* Begin Available records *
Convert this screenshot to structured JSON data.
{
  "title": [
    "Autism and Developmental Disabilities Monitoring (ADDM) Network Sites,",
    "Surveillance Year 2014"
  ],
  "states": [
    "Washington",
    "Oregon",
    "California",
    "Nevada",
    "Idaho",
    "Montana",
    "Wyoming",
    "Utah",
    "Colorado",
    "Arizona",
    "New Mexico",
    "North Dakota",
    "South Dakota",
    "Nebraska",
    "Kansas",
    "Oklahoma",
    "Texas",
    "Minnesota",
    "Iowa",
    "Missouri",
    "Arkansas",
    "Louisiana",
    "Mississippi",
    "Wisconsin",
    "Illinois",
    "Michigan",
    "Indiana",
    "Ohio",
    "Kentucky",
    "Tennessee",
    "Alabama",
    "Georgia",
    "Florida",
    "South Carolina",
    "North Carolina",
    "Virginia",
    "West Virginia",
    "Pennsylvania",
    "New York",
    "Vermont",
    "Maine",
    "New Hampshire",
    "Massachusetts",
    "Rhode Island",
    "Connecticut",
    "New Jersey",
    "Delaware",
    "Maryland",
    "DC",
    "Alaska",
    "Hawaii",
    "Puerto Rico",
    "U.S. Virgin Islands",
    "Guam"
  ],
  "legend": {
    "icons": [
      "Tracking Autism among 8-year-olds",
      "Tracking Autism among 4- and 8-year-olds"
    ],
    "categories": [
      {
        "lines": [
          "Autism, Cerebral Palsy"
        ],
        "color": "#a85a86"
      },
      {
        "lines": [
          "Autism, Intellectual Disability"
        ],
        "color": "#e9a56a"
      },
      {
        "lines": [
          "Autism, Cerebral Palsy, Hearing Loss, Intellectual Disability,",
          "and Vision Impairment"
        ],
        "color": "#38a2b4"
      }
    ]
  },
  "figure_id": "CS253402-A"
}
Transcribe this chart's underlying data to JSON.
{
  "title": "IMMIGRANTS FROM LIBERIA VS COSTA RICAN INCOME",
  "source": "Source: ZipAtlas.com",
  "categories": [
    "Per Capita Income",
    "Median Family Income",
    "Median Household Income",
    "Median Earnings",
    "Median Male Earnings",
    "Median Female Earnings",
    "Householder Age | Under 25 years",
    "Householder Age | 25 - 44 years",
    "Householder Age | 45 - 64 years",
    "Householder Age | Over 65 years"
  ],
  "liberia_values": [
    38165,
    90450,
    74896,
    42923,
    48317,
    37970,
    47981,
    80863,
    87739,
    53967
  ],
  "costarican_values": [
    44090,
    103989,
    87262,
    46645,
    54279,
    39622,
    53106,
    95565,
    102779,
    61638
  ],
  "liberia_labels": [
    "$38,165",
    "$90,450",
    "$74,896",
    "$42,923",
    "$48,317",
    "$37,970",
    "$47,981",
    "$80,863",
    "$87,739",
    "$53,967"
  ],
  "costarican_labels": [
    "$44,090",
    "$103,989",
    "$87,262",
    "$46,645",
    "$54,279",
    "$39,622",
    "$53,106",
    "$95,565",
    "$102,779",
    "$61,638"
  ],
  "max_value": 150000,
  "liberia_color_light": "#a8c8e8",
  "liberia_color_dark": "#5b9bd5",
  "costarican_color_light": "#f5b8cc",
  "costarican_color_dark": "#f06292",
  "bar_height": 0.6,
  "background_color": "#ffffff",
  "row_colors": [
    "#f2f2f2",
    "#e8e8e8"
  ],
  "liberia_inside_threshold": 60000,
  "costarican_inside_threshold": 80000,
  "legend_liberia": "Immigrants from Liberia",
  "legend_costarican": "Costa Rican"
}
* End Available records *
• **Request**
Return the entries above exactly, each one complete.

• **Exercise answer**
Convert this screenshot to structured JSON data.
{
  "title": [
    "Autism and Developmental Disabilities Monitoring (ADDM) Network Sites,",
    "Surveillance Year 2014"
  ],
  "states": [
    "Washington",
    "Oregon",
    "California",
    "Nevada",
    "Idaho",
    "Montana",
    "Wyoming",
    "Utah",
    "Colorado",
    "Arizona",
    "New Mexico",
    "North Dakota",
    "South Dakota",
    "Nebraska",
    "Kansas",
    "Oklahoma",
    "Texas",
    "Minnesota",
    "Iowa",
    "Missouri",
    "Arkansas",
    "Louisiana",
    "Mississippi",
    "Wisconsin",
    "Illinois",
    "Michigan",
    "Indiana",
    "Ohio",
    "Kentucky",
    "Tennessee",
    "Alabama",
    "Georgia",
    "Florida",
    "South Carolina",
    "North Carolina",
    "Virginia",
    "West Virginia",
    "Pennsylvania",
    "New York",
    "Vermont",
    "Maine",
    "New Hampshire",
    "Massachusetts",
    "Rhode Island",
    "Connecticut",
    "New Jersey",
    "Delaware",
    "Maryland",
    "DC",
    "Alaska",
    "Hawaii",
    "Puerto Rico",
    "U.S. Virgin Islands",
    "Guam"
  ],
  "legend": {
    "icons": [
      "Tracking Autism among 8-year-olds",
      "Tracking Autism among 4- and 8-year-olds"
    ],
    "categories": [
      {
        "lines": [
          "Autism, Cerebral Palsy"
        ],
        "color": "#a85a86"
      },
      {
        "lines": [
          "Autism, Intellectual Disability"
        ],
        "color": "#e9a56a"
      },
      {
        "lines": [
          "Autism, Cerebral Palsy, Hearing Loss, Intellectual Disability,",
          "and Vision Impairment"
        ],
        "color": "#38a2b4"
      }
    ]
  },
  "figure_id": "CS253402-A"
}
Transcribe this chart's underlying data to JSON.
{
  "title": "IMMIGRANTS FROM LIBERIA VS COSTA RICAN INCOME",
  "source": "Source: ZipAtlas.com",
  "categories": [
    "Per Capita Income",
    "Median Family Income",
    "Median Household Income",
    "Median Earnings",
    "Median Male Earnings",
    "Median Female Earnings",
    "Householder Age | Under 25 years",
    "Householder Age | 25 - 44 years",
    "Householder Age | 45 - 64 years",
    "Householder Age | Over 65 years"
  ],
  "liberia_values": [
    38165,
    90450,
    74896,
    42923,
    48317,
    37970,
    47981,
    80863,
    87739,
    53967
  ],
  "costarican_values": [
    44090,
    103989,
    87262,
    46645,
    54279,
    39622,
    53106,
    95565,
    102779,
    61638
  ],
  "liberia_labels": [
    "$38,165",
    "$90,450",
    "$74,896",
    "$42,923",
    "$48,317",
    "$37,970",
    "$47,981",
    "$80,863",
    "$87,739",
    "$53,967"
  ],
  "costarican_labels": [
    "$44,090",
    "$103,989",
    "$87,262",
    "$46,645",
    "$54,279",
    "$39,622",
    "$53,106",
    "$95,565",
    "$102,779",
    "$61,638"
  ],
  "max_value": 150000,
  "liberia_color_light": "#a8c8e8",
  "liberia_color_dark": "#5b9bd5",
  "costarican_color_light": "#f5b8cc",
  "costarican_color_dark": "#f06292",
  "bar_height": 0.6,
  "background_color": "#ffffff",
  "row_colors": [
    "#f2f2f2",
    "#e8e8e8"
  ],
  "liberia_inside_threshold": 60000,
  "costarican_inside_threshold": 80000,
  "legend_liberia": "Immigrants from Liberia",
  "legend_costarican": "Costa Rican"
}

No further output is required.